### [Aim]
Each of the entries should be retyped precisely as it appears.

═════ Working data

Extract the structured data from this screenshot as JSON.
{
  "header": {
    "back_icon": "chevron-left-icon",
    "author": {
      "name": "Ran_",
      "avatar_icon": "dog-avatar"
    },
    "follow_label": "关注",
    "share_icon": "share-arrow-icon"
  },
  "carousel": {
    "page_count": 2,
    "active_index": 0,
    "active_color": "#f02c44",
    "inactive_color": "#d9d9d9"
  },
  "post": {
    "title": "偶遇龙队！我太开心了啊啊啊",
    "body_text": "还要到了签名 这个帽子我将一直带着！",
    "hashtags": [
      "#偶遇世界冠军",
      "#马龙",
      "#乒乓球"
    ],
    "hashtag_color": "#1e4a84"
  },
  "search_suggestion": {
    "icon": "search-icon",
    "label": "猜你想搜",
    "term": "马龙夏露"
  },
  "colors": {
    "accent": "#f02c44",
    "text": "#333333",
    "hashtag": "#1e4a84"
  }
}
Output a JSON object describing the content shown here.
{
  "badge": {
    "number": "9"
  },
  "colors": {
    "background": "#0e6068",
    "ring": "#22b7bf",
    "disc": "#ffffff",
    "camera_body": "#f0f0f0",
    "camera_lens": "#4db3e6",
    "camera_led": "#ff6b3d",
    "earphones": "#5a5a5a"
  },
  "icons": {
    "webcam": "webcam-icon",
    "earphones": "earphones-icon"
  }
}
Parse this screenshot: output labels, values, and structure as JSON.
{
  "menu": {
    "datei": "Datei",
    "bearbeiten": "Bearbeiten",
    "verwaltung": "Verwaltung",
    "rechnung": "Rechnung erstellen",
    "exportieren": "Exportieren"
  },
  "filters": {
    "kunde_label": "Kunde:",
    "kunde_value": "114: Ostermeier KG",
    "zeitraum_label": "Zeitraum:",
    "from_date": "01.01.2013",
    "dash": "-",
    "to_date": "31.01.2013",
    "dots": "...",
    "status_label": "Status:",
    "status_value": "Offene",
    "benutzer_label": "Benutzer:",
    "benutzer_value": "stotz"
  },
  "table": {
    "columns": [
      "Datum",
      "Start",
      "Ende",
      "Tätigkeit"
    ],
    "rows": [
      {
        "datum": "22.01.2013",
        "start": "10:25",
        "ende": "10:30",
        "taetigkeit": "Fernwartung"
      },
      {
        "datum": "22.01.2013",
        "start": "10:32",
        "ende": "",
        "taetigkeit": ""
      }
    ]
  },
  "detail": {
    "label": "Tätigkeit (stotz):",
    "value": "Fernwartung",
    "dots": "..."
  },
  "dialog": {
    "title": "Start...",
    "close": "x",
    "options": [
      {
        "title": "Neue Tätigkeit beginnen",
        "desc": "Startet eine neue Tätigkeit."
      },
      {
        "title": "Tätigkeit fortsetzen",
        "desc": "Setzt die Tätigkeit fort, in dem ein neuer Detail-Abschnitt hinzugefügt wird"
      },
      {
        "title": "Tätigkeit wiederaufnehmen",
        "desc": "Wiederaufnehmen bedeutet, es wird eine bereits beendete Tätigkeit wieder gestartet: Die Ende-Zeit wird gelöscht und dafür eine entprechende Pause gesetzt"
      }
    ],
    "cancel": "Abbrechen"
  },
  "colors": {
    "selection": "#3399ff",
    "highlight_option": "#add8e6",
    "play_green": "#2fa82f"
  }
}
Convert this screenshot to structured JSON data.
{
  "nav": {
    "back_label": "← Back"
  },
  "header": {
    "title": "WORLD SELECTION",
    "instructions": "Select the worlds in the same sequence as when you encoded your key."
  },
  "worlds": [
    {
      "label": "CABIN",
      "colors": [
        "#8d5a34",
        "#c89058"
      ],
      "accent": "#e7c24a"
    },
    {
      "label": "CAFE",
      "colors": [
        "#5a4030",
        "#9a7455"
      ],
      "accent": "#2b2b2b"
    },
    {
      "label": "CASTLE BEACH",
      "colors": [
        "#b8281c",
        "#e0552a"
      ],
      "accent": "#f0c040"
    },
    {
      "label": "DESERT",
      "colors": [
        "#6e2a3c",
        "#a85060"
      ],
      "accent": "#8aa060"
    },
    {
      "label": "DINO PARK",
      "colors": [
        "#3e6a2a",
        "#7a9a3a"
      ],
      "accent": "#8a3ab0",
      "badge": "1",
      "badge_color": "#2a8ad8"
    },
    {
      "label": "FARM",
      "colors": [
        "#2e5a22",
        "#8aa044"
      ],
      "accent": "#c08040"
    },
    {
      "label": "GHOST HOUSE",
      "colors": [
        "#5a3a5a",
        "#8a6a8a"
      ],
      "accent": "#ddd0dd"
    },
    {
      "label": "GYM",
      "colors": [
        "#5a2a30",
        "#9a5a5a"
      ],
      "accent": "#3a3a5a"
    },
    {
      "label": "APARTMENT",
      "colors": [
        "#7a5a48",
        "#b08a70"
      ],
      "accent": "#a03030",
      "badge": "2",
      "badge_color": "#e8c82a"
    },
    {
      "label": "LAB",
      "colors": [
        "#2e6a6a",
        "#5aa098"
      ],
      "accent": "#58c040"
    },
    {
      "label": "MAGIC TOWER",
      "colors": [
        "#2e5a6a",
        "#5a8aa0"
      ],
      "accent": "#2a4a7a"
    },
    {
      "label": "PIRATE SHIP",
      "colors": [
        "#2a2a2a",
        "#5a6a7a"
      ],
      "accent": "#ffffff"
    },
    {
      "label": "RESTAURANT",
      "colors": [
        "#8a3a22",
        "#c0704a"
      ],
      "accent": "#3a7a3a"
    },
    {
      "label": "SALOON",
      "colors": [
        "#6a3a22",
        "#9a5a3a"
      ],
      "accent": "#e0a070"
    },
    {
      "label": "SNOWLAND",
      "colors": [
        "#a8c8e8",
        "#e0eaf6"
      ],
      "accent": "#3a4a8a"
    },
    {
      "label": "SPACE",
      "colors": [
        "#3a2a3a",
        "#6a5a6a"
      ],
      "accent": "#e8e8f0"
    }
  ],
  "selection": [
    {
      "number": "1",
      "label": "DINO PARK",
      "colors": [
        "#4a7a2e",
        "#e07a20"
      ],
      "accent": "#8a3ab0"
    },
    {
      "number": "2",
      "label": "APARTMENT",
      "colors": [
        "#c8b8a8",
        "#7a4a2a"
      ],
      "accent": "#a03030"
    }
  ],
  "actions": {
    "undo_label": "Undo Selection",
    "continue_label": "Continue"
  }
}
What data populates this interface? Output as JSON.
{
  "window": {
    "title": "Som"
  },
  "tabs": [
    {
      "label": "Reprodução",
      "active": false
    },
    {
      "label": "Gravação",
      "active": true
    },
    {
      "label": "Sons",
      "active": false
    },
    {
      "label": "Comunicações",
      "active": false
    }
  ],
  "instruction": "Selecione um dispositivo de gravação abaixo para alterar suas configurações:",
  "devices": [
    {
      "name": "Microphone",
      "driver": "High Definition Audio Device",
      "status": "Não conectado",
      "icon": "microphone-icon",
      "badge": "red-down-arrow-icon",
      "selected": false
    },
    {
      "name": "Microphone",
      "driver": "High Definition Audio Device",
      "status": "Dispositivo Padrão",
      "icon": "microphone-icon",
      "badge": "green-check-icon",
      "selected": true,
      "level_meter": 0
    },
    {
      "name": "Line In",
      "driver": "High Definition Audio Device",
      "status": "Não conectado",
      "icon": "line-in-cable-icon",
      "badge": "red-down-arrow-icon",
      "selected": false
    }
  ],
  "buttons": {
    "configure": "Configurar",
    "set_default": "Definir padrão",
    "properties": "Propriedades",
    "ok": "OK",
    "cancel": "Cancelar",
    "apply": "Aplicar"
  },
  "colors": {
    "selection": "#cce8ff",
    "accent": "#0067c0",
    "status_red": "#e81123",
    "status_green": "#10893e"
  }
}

══════════

### [The answer]
Extract the structured data from this screenshot as JSON.
{
  "header": {
    "back_icon": "chevron-left-icon",
    "author": {
      "name": "Ran_",
      "avatar_icon": "dog-avatar"
    },
    "follow_label": "关注",
    "share_icon": "share-arrow-icon"
  },
  "carousel": {
    "page_count": 2,
    "active_index": 0,
    "active_color": "#f02c44",
    "inactive_color": "#d9d9d9"
  },
  "post": {
    "title": "偶遇龙队！我太开心了啊啊啊",
    "body_text": "还要到了签名 这个帽子我将一直带着！",
    "hashtags": [
      "#偶遇世界冠军",
      "#马龙",
      "#乒乓球"
    ],
    "hashtag_color": "#1e4a84"
  },
  "search_suggestion": {
    "icon": "search-icon",
    "label": "猜你想搜",
    "term": "马龙夏露"
  },
  "colors": {
    "accent": "#f02c44",
    "text": "#333333",
    "hashtag": "#1e4a84"
  }
}
Output a JSON object describing the content shown here.
{
  "badge": {
    "number": "9"
  },
  "colors": {
    "background": "#0e6068",
    "ring": "#22b7bf",
    "disc": "#ffffff",
    "camera_body": "#f0f0f0",
    "camera_lens": "#4db3e6",
    "camera_led": "#ff6b3d",
    "earphones": "#5a5a5a"
  },
  "icons": {
    "webcam": "webcam-icon",
    "earphones": "earphones-icon"
  }
}
Parse this screenshot: output labels, values, and structure as JSON.
{
  "menu": {
    "datei": "Datei",
    "bearbeiten": "Bearbeiten",
    "verwaltung": "Verwaltung",
    "rechnung": "Rechnung erstellen",
    "exportieren": "Exportieren"
  },
  "filters": {
    "kunde_label": "Kunde:",
    "kunde_value": "114: Ostermeier KG",
    "zeitraum_label": "Zeitraum:",
    "from_date": "01.01.2013",
    "dash": "-",
    "to_date": "31.01.2013",
    "dots": "...",
    "status_label": "Status:",
    "status_value": "Offene",
    "benutzer_label": "Benutzer:",
    "benutzer_value": "stotz"
  },
  "table": {
    "columns": [
      "Datum",
      "Start",
      "Ende",
      "Tätigkeit"
    ],
    "rows": [
      {
        "datum": "22.01.2013",
        "start": "10:25",
        "ende": "10:30",
        "taetigkeit": "Fernwartung"
      },
      {
        "datum": "22.01.2013",
        "start": "10:32",
        "ende": "",
        "taetigkeit": ""
      }
    ]
  },
  "detail": {
    "label": "Tätigkeit (stotz):",
    "value": "Fernwartung",
    "dots": "..."
  },
  "dialog": {
    "title": "Start...",
    "close": "x",
    "options": [
      {
        "title": "Neue Tätigkeit beginnen",
        "desc": "Startet eine neue Tätigkeit."
      },
      {
        "title": "Tätigkeit fortsetzen",
        "desc": "Setzt die Tätigkeit fort, in dem ein neuer Detail-Abschnitt hinzugefügt wird"
      },
      {
        "title": "Tätigkeit wiederaufnehmen",
        "desc": "Wiederaufnehmen bedeutet, es wird eine bereits beendete Tätigkeit wieder gestartet: Die Ende-Zeit wird gelöscht und dafür eine entprechende Pause gesetzt"
      }
    ],
    "cancel": "Abbrechen"
  },
  "colors": {
    "selection": "#3399ff",
    "highlight_option": "#add8e6",
    "play_green": "#2fa82f"
  }
}
Convert this screenshot to structured JSON data.
{
  "nav": {
    "back_label": "← Back"
  },
  "header": {
    "title": "WORLD SELECTION",
    "instructions": "Select the worlds in the same sequence as when you encoded your key."
  },
  "worlds": [
    {
      "label": "CABIN",
      "colors": [
        "#8d5a34",
        "#c89058"
      ],
      "accent": "#e7c24a"
    },
    {
      "label": "CAFE",
      "colors": [
        "#5a4030",
        "#9a7455"
      ],
      "accent": "#2b2b2b"
    },
    {
      "label": "CASTLE BEACH",
      "colors": [
        "#b8281c",
        "#e0552a"
      ],
      "accent": "#f0c040"
    },
    {
      "label": "DESERT",
      "colors": [
        "#6e2a3c",
        "#a85060"
      ],
      "accent": "#8aa060"
    },
    {
      "label": "DINO PARK",
      "colors": [
        "#3e6a2a",
        "#7a9a3a"
      ],
      "accent": "#8a3ab0",
      "badge": "1",
      "badge_color": "#2a8ad8"
    },
    {
      "label": "FARM",
      "colors": [
        "#2e5a22",
        "#8aa044"
      ],
      "accent": "#c08040"
    },
    {
      "label": "GHOST HOUSE",
      "colors": [
        "#5a3a5a",
        "#8a6a8a"
      ],
      "accent": "#ddd0dd"
    },
    {
      "label": "GYM",
      "colors": [
        "#5a2a30",
        "#9a5a5a"
      ],
      "accent": "#3a3a5a"
    },
    {
      "label": "APARTMENT",
      "colors": [
        "#7a5a48",
        "#b08a70"
      ],
      "accent": "#a03030",
      "badge": "2",
      "badge_color": "#e8c82a"
    },
    {
      "label": "LAB",
      "colors": [
        "#2e6a6a",
        "#5aa098"
      ],
      "accent": "#58c040"
    },
    {
      "label": "MAGIC TOWER",
      "colors": [
        "#2e5a6a",
        "#5a8aa0"
      ],
      "accent": "#2a4a7a"
    },
    {
      "label": "PIRATE SHIP",
      "colors": [
        "#2a2a2a",
        "#5a6a7a"
      ],
      "accent": "#ffffff"
    },
    {
      "label": "RESTAURANT",
      "colors": [
        "#8a3a22",
        "#c0704a"
      ],
      "accent": "#3a7a3a"
    },
    {
      "label": "SALOON",
      "colors": [
        "#6a3a22",
        "#9a5a3a"
      ],
      "accent": "#e0a070"
    },
    {
      "label": "SNOWLAND",
      "colors": [
        "#a8c8e8",
        "#e0eaf6"
      ],
      "accent": "#3a4a8a"
    },
    {
      "label": "SPACE",
      "colors": [
        "#3a2a3a",
        "#6a5a6a"
      ],
      "accent": "#e8e8f0"
    }
  ],
  "selection": [
    {
      "number": "1",
      "label": "DINO PARK",
      "colors": [
        "#4a7a2e",
        "#e07a20"
      ],
      "accent": "#8a3ab0"
    },
    {
      "number": "2",
      "label": "APARTMENT",
      "colors": [
        "#c8b8a8",
        "#7a4a2a"
      ],
      "accent": "#a03030"
    }
  ],
  "actions": {
    "undo_label": "Undo Selection",
    "continue_label": "Continue"
  }
}
What data populates this interface? Output as JSON.
{
  "window": {
    "title": "Som"
  },
  "tabs": [
    {
      "label": "Reprodução",
      "active": false
    },
    {
      "label": "Gravação",
      "active": true
    },
    {
      "label": "Sons",
      "active": false
    },
    {
      "label": "Comunicações",
      "active": false
    }
  ],
  "instruction": "Selecione um dispositivo de gravação abaixo para alterar suas configurações:",
  "devices": [
    {
      "name": "Microphone",
      "driver": "High Definition Audio Device",
      "status": "Não conectado",
      "icon": "microphone-icon",
      "badge": "red-down-arrow-icon",
      "selected": false
    },
    {
      "name": "Microphone",
      "driver": "High Definition Audio Device",
      "status": "Dispositivo Padrão",
      "icon": "microphone-icon",
      "badge": "green-check-icon",
      "selected": true,
      "level_meter": 0
    },
    {
      "name": "Line In",
      "driver": "High Definition Audio Device",
      "status": "Não conectado",
      "icon": "line-in-cable-icon",
      "badge": "red-down-arrow-icon",
      "selected": false
    }
  ],
  "buttons": {
    "configure": "Configurar",
    "set_default": "Definir padrão",
    "properties": "Propriedades",
    "ok": "OK",
    "cancel": "Cancelar",
    "apply": "Aplicar"
  },
  "colors": {
    "selection": "#cce8ff",
    "accent": "#0067c0",
    "status_red": "#e81123",
    "status_green": "#10893e"
  }
}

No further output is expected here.